- Task material:
___
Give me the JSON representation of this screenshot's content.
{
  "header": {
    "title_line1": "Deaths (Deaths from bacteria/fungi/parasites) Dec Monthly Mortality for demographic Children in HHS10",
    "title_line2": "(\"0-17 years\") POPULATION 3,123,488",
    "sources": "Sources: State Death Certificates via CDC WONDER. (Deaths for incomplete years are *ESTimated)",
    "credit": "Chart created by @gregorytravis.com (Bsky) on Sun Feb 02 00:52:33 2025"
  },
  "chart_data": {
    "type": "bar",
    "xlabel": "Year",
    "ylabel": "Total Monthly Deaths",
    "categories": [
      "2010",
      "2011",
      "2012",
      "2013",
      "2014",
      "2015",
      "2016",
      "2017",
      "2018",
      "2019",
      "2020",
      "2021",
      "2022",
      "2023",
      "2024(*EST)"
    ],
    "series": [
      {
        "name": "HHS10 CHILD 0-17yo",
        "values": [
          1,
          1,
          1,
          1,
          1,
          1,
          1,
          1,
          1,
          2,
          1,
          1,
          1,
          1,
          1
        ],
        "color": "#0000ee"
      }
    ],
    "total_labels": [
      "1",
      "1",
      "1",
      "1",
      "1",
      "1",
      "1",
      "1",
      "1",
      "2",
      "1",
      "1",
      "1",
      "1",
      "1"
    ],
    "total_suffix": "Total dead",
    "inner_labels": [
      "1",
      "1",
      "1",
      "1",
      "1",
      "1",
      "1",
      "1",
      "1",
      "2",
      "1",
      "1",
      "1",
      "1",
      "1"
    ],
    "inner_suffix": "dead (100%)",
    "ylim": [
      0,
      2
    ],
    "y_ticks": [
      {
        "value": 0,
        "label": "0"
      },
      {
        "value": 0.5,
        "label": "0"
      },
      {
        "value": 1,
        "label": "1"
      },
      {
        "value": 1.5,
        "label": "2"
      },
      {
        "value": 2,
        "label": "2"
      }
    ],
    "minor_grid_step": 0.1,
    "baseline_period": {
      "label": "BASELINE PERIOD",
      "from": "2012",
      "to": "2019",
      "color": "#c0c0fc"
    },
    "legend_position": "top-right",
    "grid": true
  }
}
___
- Assignment:
Once the records have been read, print them all again exactly.

- Response:
Give me the JSON representation of this screenshot's content.
{
  "header": {
    "title_line1": "Deaths (Deaths from bacteria/fungi/parasites) Dec Monthly Mortality for demographic Children in HHS10",
    "title_line2": "(\"0-17 years\") POPULATION 3,123,488",
    "sources": "Sources: State Death Certificates via CDC WONDER. (Deaths for incomplete years are *ESTimated)",
    "credit": "Chart created by @gregorytravis.com (Bsky) on Sun Feb 02 00:52:33 2025"
  },
  "chart_data": {
    "type": "bar",
    "xlabel": "Year",
    "ylabel": "Total Monthly Deaths",
    "categories": [
      "2010",
      "2011",
      "2012",
      "2013",
      "2014",
      "2015",
      "2016",
      "2017",
      "2018",
      "2019",
      "2020",
      "2021",
      "2022",
      "2023",
      "2024(*EST)"
    ],
    "series": [
      {
        "name": "HHS10 CHILD 0-17yo",
        "values": [
          1,
          1,
          1,
          1,
          1,
          1,
          1,
          1,
          1,
          2,
          1,
          1,
          1,
          1,
          1
        ],
        "color": "#0000ee"
      }
    ],
    "total_labels": [
      "1",
      "1",
      "1",
      "1",
      "1",
      "1",
      "1",
      "1",
      "1",
      "2",
      "1",
      "1",
      "1",
      "1",
      "1"
    ],
    "total_suffix": "Total dead",
    "inner_labels": [
      "1",
      "1",
      "1",
      "1",
      "1",
      "1",
      "1",
      "1",
      "1",
      "2",
      "1",
      "1",
      "1",
      "1",
      "1"
    ],
    "inner_suffix": "dead (100%)",
    "ylim": [
      0,
      2
    ],
    "y_ticks": [
      {
        "value": 0,
        "label": "0"
      },
      {
        "value": 0.5,
        "label": "0"
      },
      {
        "value": 1,
        "label": "1"
      },
      {
        "value": 1.5,
        "label": "2"
      },
      {
        "value": 2,
        "label": "2"
      }
    ],
    "minor_grid_step": 0.1,
    "baseline_period": {
      "label": "BASELINE PERIOD",
      "from": "2012",
      "to": "2019",
      "color": "#c0c0fc"
    },
    "legend_position": "top-right",
    "grid": true
  }
}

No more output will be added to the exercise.